# PROBLEM
Repeat the entries below exactly as they appear, with no pictures.

--- Start SOURCE MATERIAL ---

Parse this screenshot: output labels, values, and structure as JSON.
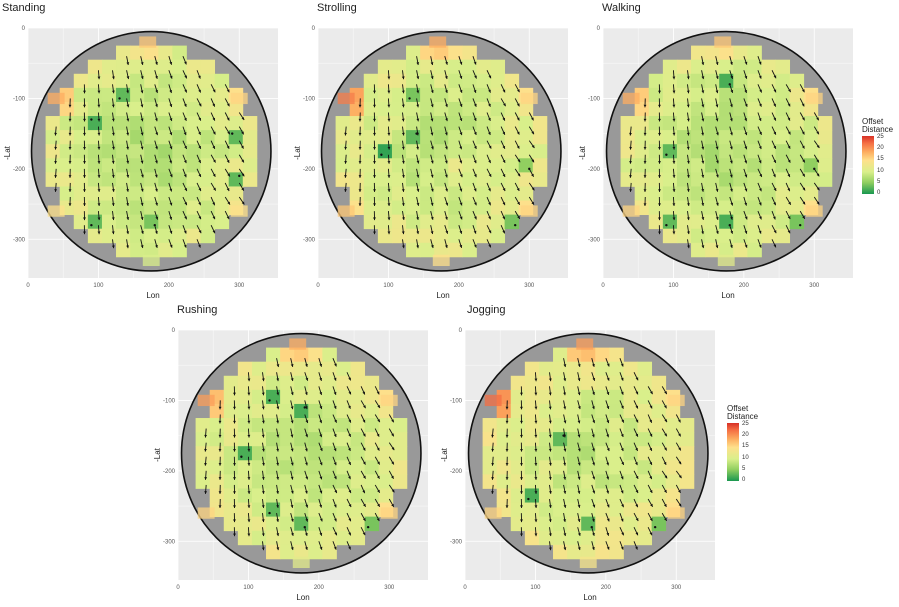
{
  "chart_data": [
    {
      "type": "heatmap",
      "title": "Standing",
      "xlabel": "Lon",
      "ylabel": "-Lat",
      "xlim": [
        0,
        355
      ],
      "ylim": [
        -355,
        0
      ],
      "x_ticks": [
        "0",
        "100",
        "200",
        "300"
      ],
      "y_ticks": [
        "0",
        "-100",
        "-200",
        "-300"
      ],
      "hot_cells": [
        [
          40,
          -100,
          18
        ],
        [
          300,
          -100,
          15
        ],
        [
          40,
          -260,
          14
        ],
        [
          300,
          -260,
          14
        ],
        [
          170,
          -20,
          16
        ],
        [
          175,
          -330,
          10
        ]
      ],
      "cool_cells": [
        [
          90,
          -130,
          2
        ],
        [
          130,
          -100,
          3
        ],
        [
          290,
          -150,
          3
        ],
        [
          300,
          -210,
          3
        ],
        [
          90,
          -280,
          3
        ],
        [
          180,
          -280,
          4
        ]
      ],
      "base_level": 9
    },
    {
      "type": "heatmap",
      "title": "Strolling",
      "xlabel": "Lon",
      "ylabel": "-Lat",
      "xlim": [
        0,
        355
      ],
      "ylim": [
        -355,
        0
      ],
      "x_ticks": [
        "0",
        "100",
        "200",
        "300"
      ],
      "y_ticks": [
        "0",
        "-100",
        "-200",
        "-300"
      ],
      "hot_cells": [
        [
          40,
          -100,
          21
        ],
        [
          300,
          -100,
          15
        ],
        [
          40,
          -260,
          16
        ],
        [
          300,
          -260,
          15
        ],
        [
          170,
          -20,
          18
        ],
        [
          175,
          -330,
          14
        ],
        [
          200,
          -200,
          13
        ]
      ],
      "cool_cells": [
        [
          90,
          -180,
          1
        ],
        [
          140,
          -150,
          3
        ],
        [
          130,
          -100,
          4
        ],
        [
          280,
          -280,
          4
        ],
        [
          300,
          -200,
          5
        ]
      ],
      "base_level": 9.5
    },
    {
      "type": "heatmap",
      "title": "Walking",
      "xlabel": "Lon",
      "ylabel": "-Lat",
      "xlim": [
        0,
        355
      ],
      "ylim": [
        -355,
        0
      ],
      "x_ticks": [
        "0",
        "100",
        "200",
        "300"
      ],
      "y_ticks": [
        "0",
        "-100",
        "-200",
        "-300"
      ],
      "hot_cells": [
        [
          40,
          -100,
          18
        ],
        [
          300,
          -100,
          15
        ],
        [
          40,
          -260,
          15
        ],
        [
          300,
          -260,
          15
        ],
        [
          170,
          -20,
          16
        ],
        [
          175,
          -330,
          11
        ]
      ],
      "cool_cells": [
        [
          180,
          -80,
          2
        ],
        [
          90,
          -180,
          3
        ],
        [
          90,
          -280,
          3
        ],
        [
          180,
          -280,
          2
        ],
        [
          280,
          -280,
          4
        ],
        [
          300,
          -200,
          5
        ]
      ],
      "base_level": 9
    },
    {
      "type": "heatmap",
      "title": "Rushing",
      "xlabel": "Lon",
      "ylabel": "-Lat",
      "xlim": [
        0,
        355
      ],
      "ylim": [
        -355,
        0
      ],
      "x_ticks": [
        "0",
        "100",
        "200",
        "300"
      ],
      "y_ticks": [
        "0",
        "-100",
        "-200",
        "-300"
      ],
      "hot_cells": [
        [
          40,
          -100,
          19
        ],
        [
          300,
          -100,
          15
        ],
        [
          40,
          -260,
          15
        ],
        [
          300,
          -260,
          15
        ],
        [
          170,
          -20,
          18
        ],
        [
          175,
          -330,
          11
        ]
      ],
      "cool_cells": [
        [
          130,
          -100,
          2
        ],
        [
          180,
          -110,
          2
        ],
        [
          90,
          -180,
          2
        ],
        [
          130,
          -260,
          3
        ],
        [
          180,
          -280,
          3
        ],
        [
          270,
          -280,
          4
        ]
      ],
      "base_level": 9.5
    },
    {
      "type": "heatmap",
      "title": "Jogging",
      "xlabel": "Lon",
      "ylabel": "-Lat",
      "xlim": [
        0,
        355
      ],
      "ylim": [
        -355,
        0
      ],
      "x_ticks": [
        "0",
        "100",
        "200",
        "300"
      ],
      "y_ticks": [
        "0",
        "-100",
        "-200",
        "-300"
      ],
      "hot_cells": [
        [
          40,
          -100,
          22
        ],
        [
          300,
          -100,
          15
        ],
        [
          40,
          -260,
          15
        ],
        [
          300,
          -260,
          15
        ],
        [
          170,
          -20,
          19
        ],
        [
          175,
          -330,
          13
        ],
        [
          80,
          -60,
          15
        ]
      ],
      "cool_cells": [
        [
          90,
          -240,
          2
        ],
        [
          140,
          -150,
          3
        ],
        [
          180,
          -280,
          3
        ],
        [
          270,
          -280,
          4
        ]
      ],
      "base_level": 10
    }
  ],
  "legends": [
    {
      "title_line1": "Offset",
      "title_line2": "Distance",
      "ticks": [
        "25",
        "20",
        "15",
        "10",
        "5",
        "0"
      ]
    },
    {
      "title_line1": "Offset",
      "title_line2": "Distance",
      "ticks": [
        "25",
        "20",
        "15",
        "10",
        "5",
        "0"
      ]
    }
  ],
  "colors": {
    "panel_bg": "#ebebeb",
    "grid": "#ffffff",
    "ring": "#999999",
    "ring_stroke": "#111111",
    "arrow": "#111111",
    "low": "#1a9850",
    "mid": "#fee08b",
    "high": "#d73027"
  }
}
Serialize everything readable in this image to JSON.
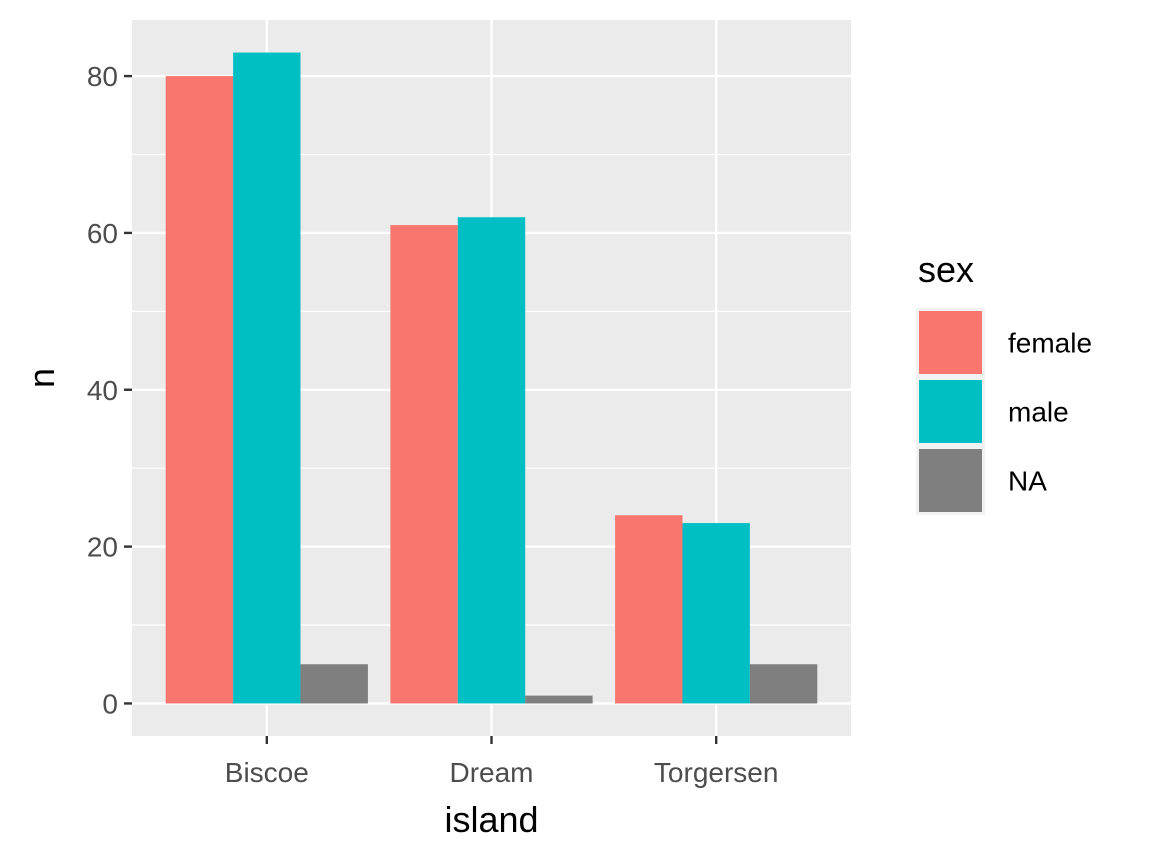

--- End SOURCE MATERIAL ---

# THE RESULT
Parse this screenshot: output labels, values, and structure as JSON.
{
  "chart_data": [
    {
      "type": "heatmap",
      "title": "Standing",
      "xlabel": "Lon",
      "ylabel": "-Lat",
      "xlim": [
        0,
        355
      ],
      "ylim": [
        -355,
        0
      ],
      "x_ticks": [
        "0",
        "100",
        "200",
        "300"
      ],
      "y_ticks": [
        "0",
        "-100",
        "-200",
        "-300"
      ],
      "hot_cells": [
        [
          40,
          -100,
          18
        ],
        [
          300,
          -100,
          15
        ],
        [
          40,
          -260,
          14
        ],
        [
          300,
          -260,
          14
        ],
        [
          170,
          -20,
          16
        ],
        [
          175,
          -330,
          10
        ]
      ],
      "cool_cells": [
        [
          90,
          -130,
          2
        ],
        [
          130,
          -100,
          3
        ],
        [
          290,
          -150,
          3
        ],
        [
          300,
          -210,
          3
        ],
        [
          90,
          -280,
          3
        ],
        [
          180,
          -280,
          4
        ]
      ],
      "base_level": 9
    },
    {
      "type": "heatmap",
      "title": "Strolling",
      "xlabel": "Lon",
      "ylabel": "-Lat",
      "xlim": [
        0,
        355
      ],
      "ylim": [
        -355,
        0
      ],
      "x_ticks": [
        "0",
        "100",
        "200",
        "300"
      ],
      "y_ticks": [
        "0",
        "-100",
        "-200",
        "-300"
      ],
      "hot_cells": [
        [
          40,
          -100,
          21
        ],
        [
          300,
          -100,
          15
        ],
        [
          40,
          -260,
          16
        ],
        [
          300,
          -260,
          15
        ],
        [
          170,
          -20,
          18
        ],
        [
          175,
          -330,
          14
        ],
        [
          200,
          -200,
          13
        ]
      ],
      "cool_cells": [
        [
          90,
          -180,
          1
        ],
        [
          140,
          -150,
          3
        ],
        [
          130,
          -100,
          4
        ],
        [
          280,
          -280,
          4
        ],
        [
          300,
          -200,
          5
        ]
      ],
      "base_level": 9.5
    },
    {
      "type": "heatmap",
      "title": "Walking",
      "xlabel": "Lon",
      "ylabel": "-Lat",
      "xlim": [
        0,
        355
      ],
      "ylim": [
        -355,
        0
      ],
      "x_ticks": [
        "0",
        "100",
        "200",
        "300"
      ],
      "y_ticks": [
        "0",
        "-100",
        "-200",
        "-300"
      ],
      "hot_cells": [
        [
          40,
          -100,
          18
        ],
        [
          300,
          -100,
          15
        ],
        [
          40,
          -260,
          15
        ],
        [
          300,
          -260,
          15
        ],
        [
          170,
          -20,
          16
        ],
        [
          175,
          -330,
          11
        ]
      ],
      "cool_cells": [
        [
          180,
          -80,
          2
        ],
        [
          90,
          -180,
          3
        ],
        [
          90,
          -280,
          3
        ],
        [
          180,
          -280,
          2
        ],
        [
          280,
          -280,
          4
        ],
        [
          300,
          -200,
          5
        ]
      ],
      "base_level": 9
    },
    {
      "type": "heatmap",
      "title": "Rushing",
      "xlabel": "Lon",
      "ylabel": "-Lat",
      "xlim": [
        0,
        355
      ],
      "ylim": [
        -355,
        0
      ],
      "x_ticks": [
        "0",
        "100",
        "200",
        "300"
      ],
      "y_ticks": [
        "0",
        "-100",
        "-200",
        "-300"
      ],
      "hot_cells": [
        [
          40,
          -100,
          19
        ],
        [
          300,
          -100,
          15
        ],
        [
          40,
          -260,
          15
        ],
        [
          300,
          -260,
          15
        ],
        [
          170,
          -20,
          18
        ],
        [
          175,
          -330,
          11
        ]
      ],
      "cool_cells": [
        [
          130,
          -100,
          2
        ],
        [
          180,
          -110,
          2
        ],
        [
          90,
          -180,
          2
        ],
        [
          130,
          -260,
          3
        ],
        [
          180,
          -280,
          3
        ],
        [
          270,
          -280,
          4
        ]
      ],
      "base_level": 9.5
    },
    {
      "type": "heatmap",
      "title": "Jogging",
      "xlabel": "Lon",
      "ylabel": "-Lat",
      "xlim": [
        0,
        355
      ],
      "ylim": [
        -355,
        0
      ],
      "x_ticks": [
        "0",
        "100",
        "200",
        "300"
      ],
      "y_ticks": [
        "0",
        "-100",
        "-200",
        "-300"
      ],
      "hot_cells": [
        [
          40,
          -100,
          22
        ],
        [
          300,
          -100,
          15
        ],
        [
          40,
          -260,
          15
        ],
        [
          300,
          -260,
          15
        ],
        [
          170,
          -20,
          19
        ],
        [
          175,
          -330,
          13
        ],
        [
          80,
          -60,
          15
        ]
      ],
      "cool_cells": [
        [
          90,
          -240,
          2
        ],
        [
          140,
          -150,
          3
        ],
        [
          180,
          -280,
          3
        ],
        [
          270,
          -280,
          4
        ]
      ],
      "base_level": 10
    }
  ],
  "legends": [
    {
      "title_line1": "Offset",
      "title_line2": "Distance",
      "ticks": [
        "25",
        "20",
        "15",
        "10",
        "5",
        "0"
      ]
    },
    {
      "title_line1": "Offset",
      "title_line2": "Distance",
      "ticks": [
        "25",
        "20",
        "15",
        "10",
        "5",
        "0"
      ]
    }
  ],
  "colors": {
    "panel_bg": "#ebebeb",
    "grid": "#ffffff",
    "ring": "#999999",
    "ring_stroke": "#111111",
    "arrow": "#111111",
    "low": "#1a9850",
    "mid": "#fee08b",
    "high": "#d73027"
  }
}
Serialize everything readable in this image to JSON.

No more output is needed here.